DIRECTIONS -> From the records below, copy every line that contains the word "hide".

INPUT FOR THIS TASK ->

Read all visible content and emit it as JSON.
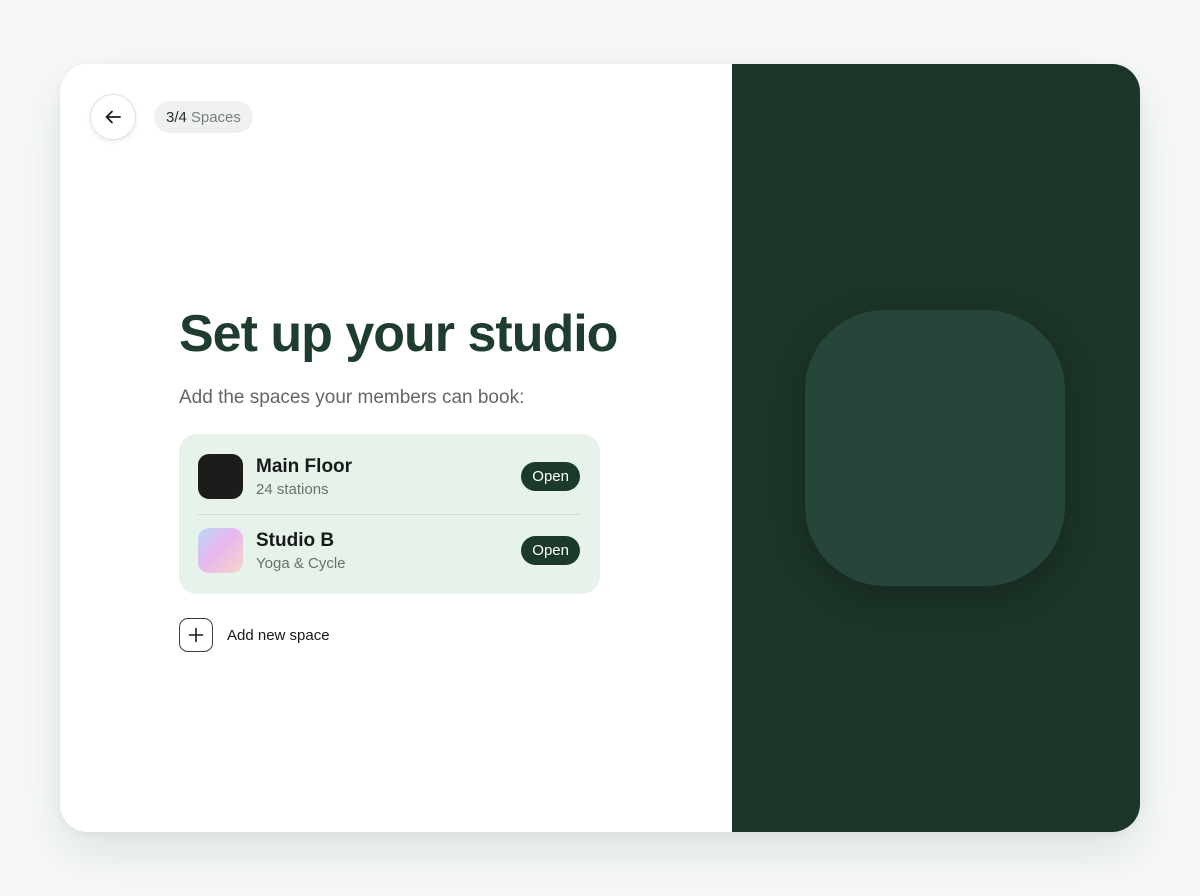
{
  "nav": {
    "back_icon": "arrow-left-icon",
    "step_current": "3",
    "step_separator": "/",
    "step_total": "4",
    "step_label": "Spaces"
  },
  "heading": {
    "title": "Set up your studio",
    "subtitle": "Add the spaces your members can book:"
  },
  "spaces": [
    {
      "name": "Main Floor",
      "meta": "24 stations",
      "action": "Open",
      "icon_color": "#1e1c1a"
    },
    {
      "name": "Studio B",
      "meta": "Yoga & Cycle",
      "action": "Open",
      "icon_style": "pastel-gradient"
    }
  ],
  "add_space": {
    "label": "Add new space",
    "icon": "plus-icon"
  },
  "colors": {
    "accent": "#1f3d2f",
    "panel_dark": "#1c3529",
    "list_bg": "#e7f3ea",
    "button_dark": "#1c3a2c"
  }
}
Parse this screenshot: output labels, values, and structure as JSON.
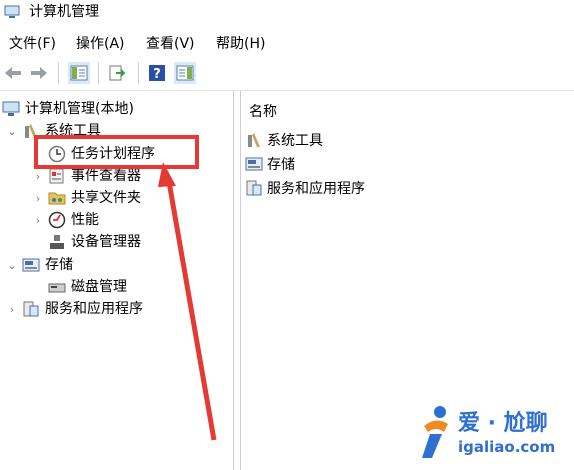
{
  "window": {
    "title": "计算机管理"
  },
  "menu": [
    "文件(F)",
    "操作(A)",
    "查看(V)",
    "帮助(H)"
  ],
  "toolbar": {
    "buttons": [
      "back-icon",
      "forward-icon",
      "show-hide-console-tree-icon",
      "export-list-icon",
      "help-icon",
      "show-hide-action-pane-icon"
    ]
  },
  "tree": {
    "root": "计算机管理(本地)",
    "system_tools": "系统工具",
    "task_scheduler": "任务计划程序",
    "event_viewer": "事件查看器",
    "shared_folders": "共享文件夹",
    "performance": "性能",
    "device_manager": "设备管理器",
    "storage": "存储",
    "disk_management": "磁盘管理",
    "services_apps": "服务和应用程序"
  },
  "list": {
    "header": "名称",
    "items": [
      "系统工具",
      "存储",
      "服务和应用程序"
    ]
  },
  "watermark": {
    "title": "爱 · 尬聊",
    "url": "igaliao.com"
  },
  "colors": {
    "highlight": "#e53935",
    "watermark": "#2f6fcf",
    "watermark_accent": "#f08a24"
  }
}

RESPONSE ->
      "show-hide-console-tree-icon",
      "show-hide-action-pane-icon"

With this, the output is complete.